▸ WHAT IS NEEDED:
For the word "para", give the number of lines in these entries that contain it, with nothing else.

▸ AVAILABLE RECORDS:
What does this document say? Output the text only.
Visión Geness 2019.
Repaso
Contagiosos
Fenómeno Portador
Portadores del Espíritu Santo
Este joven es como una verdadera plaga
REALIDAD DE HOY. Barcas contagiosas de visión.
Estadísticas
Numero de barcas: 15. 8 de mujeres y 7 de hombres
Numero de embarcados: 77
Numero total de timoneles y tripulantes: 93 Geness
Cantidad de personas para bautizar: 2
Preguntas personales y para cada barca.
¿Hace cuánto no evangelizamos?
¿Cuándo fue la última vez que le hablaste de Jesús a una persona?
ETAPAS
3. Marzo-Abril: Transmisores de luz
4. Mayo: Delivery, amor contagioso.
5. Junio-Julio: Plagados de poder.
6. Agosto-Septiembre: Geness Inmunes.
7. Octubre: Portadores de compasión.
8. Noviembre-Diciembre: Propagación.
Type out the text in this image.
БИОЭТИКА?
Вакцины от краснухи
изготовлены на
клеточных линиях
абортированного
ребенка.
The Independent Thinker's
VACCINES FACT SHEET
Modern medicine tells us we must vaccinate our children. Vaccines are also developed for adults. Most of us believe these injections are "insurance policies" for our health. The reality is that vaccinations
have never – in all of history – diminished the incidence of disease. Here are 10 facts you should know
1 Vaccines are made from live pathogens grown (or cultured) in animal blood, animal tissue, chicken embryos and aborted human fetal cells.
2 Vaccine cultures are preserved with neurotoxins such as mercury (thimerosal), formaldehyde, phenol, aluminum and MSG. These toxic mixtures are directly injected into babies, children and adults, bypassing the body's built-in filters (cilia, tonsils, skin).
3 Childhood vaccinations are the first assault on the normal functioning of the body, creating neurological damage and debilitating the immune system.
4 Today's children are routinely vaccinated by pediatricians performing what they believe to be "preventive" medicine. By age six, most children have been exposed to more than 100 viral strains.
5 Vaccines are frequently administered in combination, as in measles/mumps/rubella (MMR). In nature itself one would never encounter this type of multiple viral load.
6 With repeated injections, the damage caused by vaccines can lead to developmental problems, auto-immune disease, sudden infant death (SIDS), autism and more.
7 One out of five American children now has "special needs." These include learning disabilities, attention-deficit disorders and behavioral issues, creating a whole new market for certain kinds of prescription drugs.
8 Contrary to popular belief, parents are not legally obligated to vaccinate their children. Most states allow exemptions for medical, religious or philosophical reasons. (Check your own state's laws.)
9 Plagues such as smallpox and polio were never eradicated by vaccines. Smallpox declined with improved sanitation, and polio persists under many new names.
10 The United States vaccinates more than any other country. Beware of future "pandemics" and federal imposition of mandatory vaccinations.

▸ PROBLEM SOLUTION:
2